:: The records

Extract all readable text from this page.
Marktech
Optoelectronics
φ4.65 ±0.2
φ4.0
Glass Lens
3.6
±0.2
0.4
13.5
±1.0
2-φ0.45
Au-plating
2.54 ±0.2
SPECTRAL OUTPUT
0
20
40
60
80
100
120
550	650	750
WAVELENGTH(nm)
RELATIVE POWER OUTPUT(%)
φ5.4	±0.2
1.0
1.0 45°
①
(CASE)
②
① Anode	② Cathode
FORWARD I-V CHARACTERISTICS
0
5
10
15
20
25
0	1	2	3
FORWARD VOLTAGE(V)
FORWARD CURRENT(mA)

::::
:: The records

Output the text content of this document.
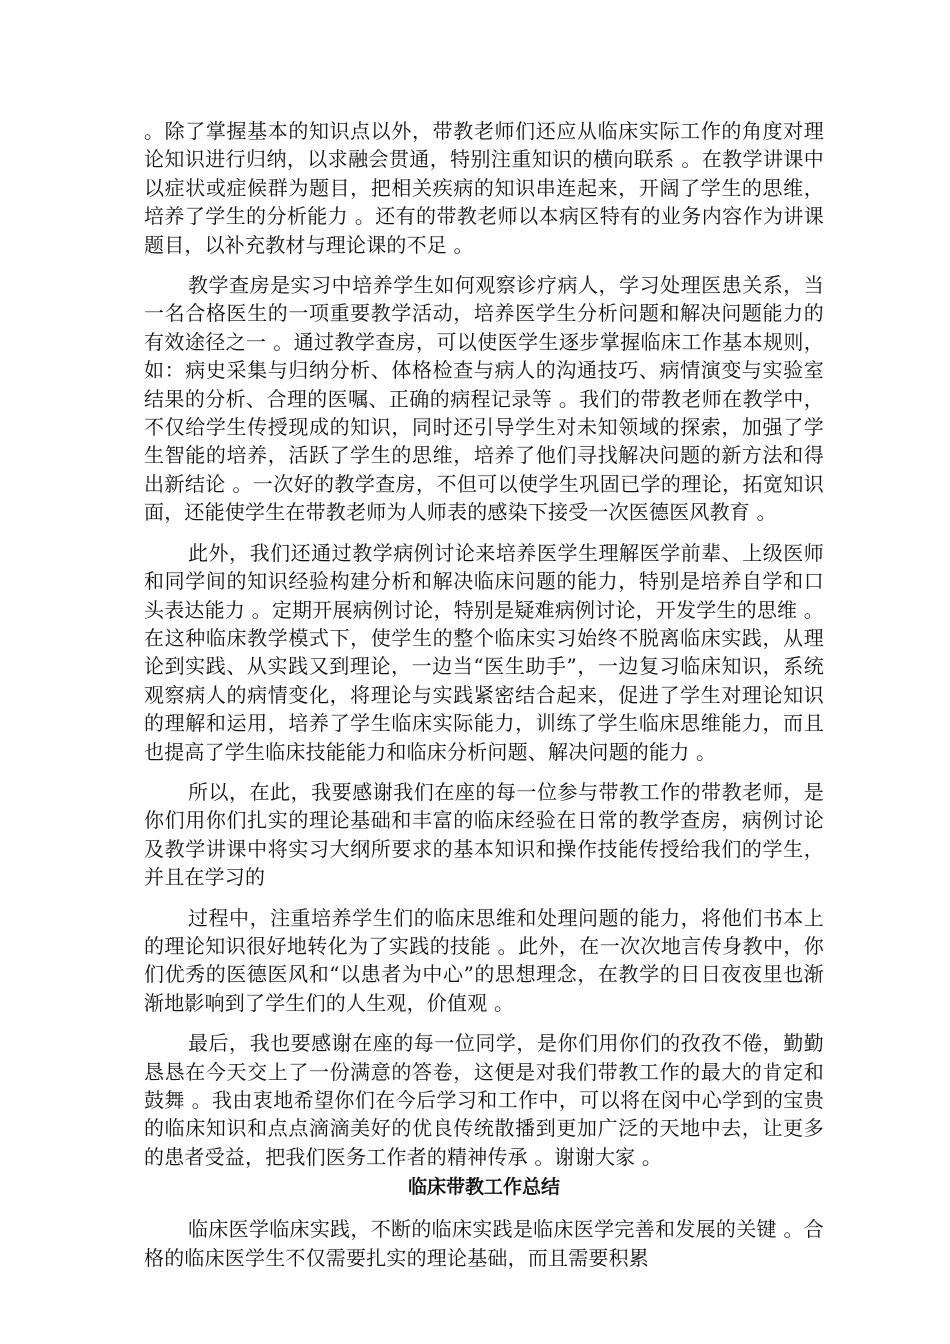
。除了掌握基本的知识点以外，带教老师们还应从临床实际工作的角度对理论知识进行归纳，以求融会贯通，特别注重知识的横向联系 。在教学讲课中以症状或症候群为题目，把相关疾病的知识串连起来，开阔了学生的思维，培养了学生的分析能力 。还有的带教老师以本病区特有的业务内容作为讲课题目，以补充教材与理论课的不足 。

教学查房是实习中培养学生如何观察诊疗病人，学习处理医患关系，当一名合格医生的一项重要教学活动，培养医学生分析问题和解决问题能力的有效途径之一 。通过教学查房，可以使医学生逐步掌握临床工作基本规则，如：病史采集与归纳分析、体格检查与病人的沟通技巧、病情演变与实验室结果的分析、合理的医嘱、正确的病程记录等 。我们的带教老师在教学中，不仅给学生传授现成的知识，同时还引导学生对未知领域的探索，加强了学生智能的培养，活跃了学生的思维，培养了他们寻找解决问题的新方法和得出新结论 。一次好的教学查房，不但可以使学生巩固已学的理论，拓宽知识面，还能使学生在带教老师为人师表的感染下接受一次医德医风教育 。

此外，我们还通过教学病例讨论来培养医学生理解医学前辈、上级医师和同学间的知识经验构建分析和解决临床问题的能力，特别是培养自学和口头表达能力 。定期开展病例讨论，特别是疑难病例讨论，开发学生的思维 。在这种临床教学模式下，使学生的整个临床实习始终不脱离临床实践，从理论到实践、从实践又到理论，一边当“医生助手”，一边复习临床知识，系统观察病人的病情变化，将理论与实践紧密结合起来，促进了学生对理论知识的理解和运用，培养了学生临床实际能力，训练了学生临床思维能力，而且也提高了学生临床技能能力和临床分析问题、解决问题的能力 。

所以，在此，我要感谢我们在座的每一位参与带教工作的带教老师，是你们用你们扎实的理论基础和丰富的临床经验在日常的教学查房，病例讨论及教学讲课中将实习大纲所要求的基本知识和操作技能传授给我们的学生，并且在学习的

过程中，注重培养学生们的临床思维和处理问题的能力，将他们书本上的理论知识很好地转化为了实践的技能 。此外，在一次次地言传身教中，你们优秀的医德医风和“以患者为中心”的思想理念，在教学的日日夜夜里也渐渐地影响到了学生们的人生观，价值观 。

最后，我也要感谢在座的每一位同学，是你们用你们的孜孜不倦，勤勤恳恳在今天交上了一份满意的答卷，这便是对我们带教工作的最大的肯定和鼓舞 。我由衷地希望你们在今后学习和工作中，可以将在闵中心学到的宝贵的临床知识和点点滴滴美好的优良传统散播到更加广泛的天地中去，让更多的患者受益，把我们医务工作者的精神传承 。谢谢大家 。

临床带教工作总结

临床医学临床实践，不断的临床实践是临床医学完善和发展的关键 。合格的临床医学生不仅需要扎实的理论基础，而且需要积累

::::

Instructions for the task:
Find all lines holding the string "FORWARD" and copy them.

Reply to the task:
FORWARD I-V CHARACTERISTICS
FORWARD VOLTAGE(V)
FORWARD CURRENT(mA)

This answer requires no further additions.